ПРИВЕДЁННЫЙ ТЕКСТ →
+===+
Чрез лихолетие эпохи… Письма 1922–1936 годов. Борис Пастернак
Чтение книги онлайн.
Читать онлайн книгу Чрез лихолетие эпохи… Письма 1922–1936 годов - Борис Пастернак страница 56
Потом опять восстанов<ился>. У меня благородная (неблагодарная) память. Я, пожалуй, и смотрю-то, чтобы забыть (выделить).
Голуби. – Лебяжий. – Тот <нрзбр.> конечно. А твоя канареечная клетка в Лебяжьем, конечно, лондонская моя (9, Tow<er> Sq<uare>!)
Теперь я уехала <оборвано>
Кстати, нас с тобой на громком диспуте вместе ругали. Белиберда, вроде Пастернака и Цветаевой. Мы за границей до смешного ходим в паре. У всех на устах.
Борис, только твою современность мне я признаю.
Я бы с тобой совсем не умела жить. Я бы тебя жалела на жизнь – даже с собой! А м.б. – именно с собой, п.ч. я дома не живу. Что бы мы делали?! Я бы не хотела обедать с тобой. (Ужинать – да.) Я бы не хотела, сидя с тобой, есть сладкое. Я бы не хотела, ничего не хотела от тебя, что не последний – ты. Я бы не хотела, чтобы ты входил в комнату, п.ч. ты в ней живешь. П.ч. я в ней живу. Но одного бы я от тебя хотела – до такой <оборвано>
Страсть, что и сейчас, даже по стар<ому> следу мысли (мечты) у меня <оборвано>
В Россию никогда не вернусь. Просто п.ч. такой страны нет. Мне некуда возвращаться. Не могу возвр<ащаться> в букву, смысла которой не понимаю (объясняют и забываю).
Письмо 42
3 апреля 1926 г.
+===+
Перепишите из приведённого текста всё от слов «Я бы с тобой» и вниз до слов «(объясняют и забываю).» включительно.

ПРЕДОСТАВЛЕННЫЕ МАТЕРИАЛЫ →
+===+
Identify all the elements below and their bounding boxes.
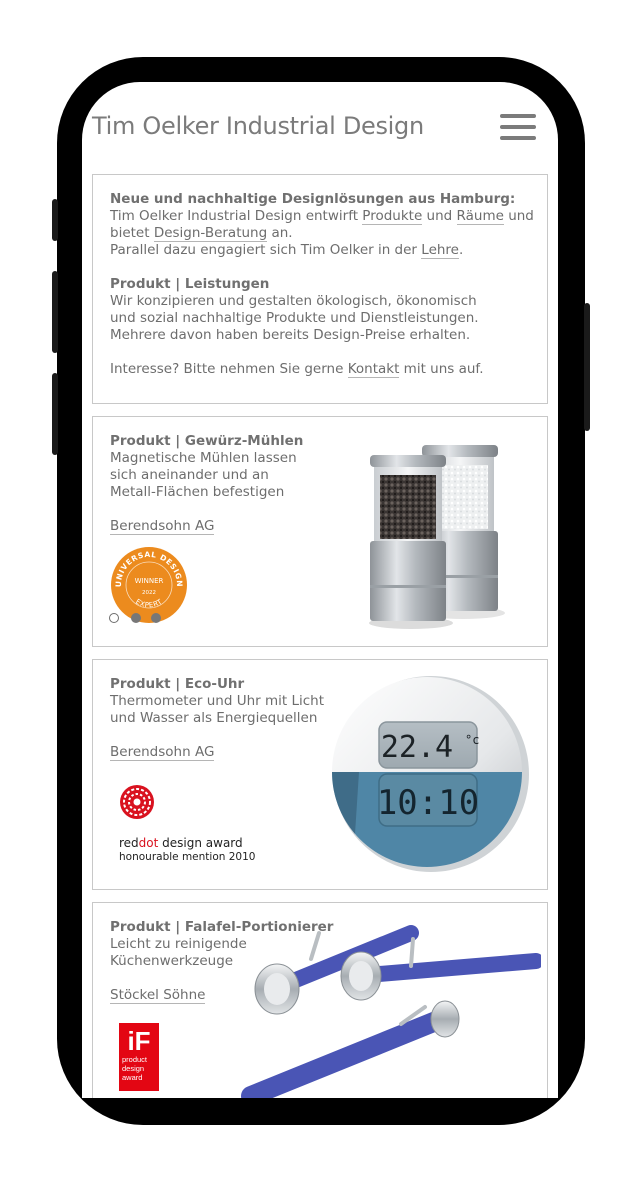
+===+
РЕЗУЛЬТАТ →
Я бы с тобой совсем не умела жить. Я бы тебя жалела на жизнь – даже с собой! А м.б. – именно с собой, п.ч. я дома не живу. Что бы мы делали?! Я бы не хотела обедать с тобой. (Ужинать – да.) Я бы не хотела, сидя с тобой, есть сладкое. Я бы не хотела, ничего не хотела от тебя, что не последний – ты. Я бы не хотела, чтобы ты входил в комнату, п.ч. ты в ней живешь. П.ч. я в ней живу. Но одного бы я от тебя хотела – до такой <оборвано>
Страсть, что и сейчас, даже по стар<ому> следу мысли (мечты) у меня <оборвано>
В Россию никогда не вернусь. Просто п.ч. такой страны нет. Мне некуда возвращаться. Не могу возвр<ащаться> в букву, смысла которой не понимаю (объясняют и забываю).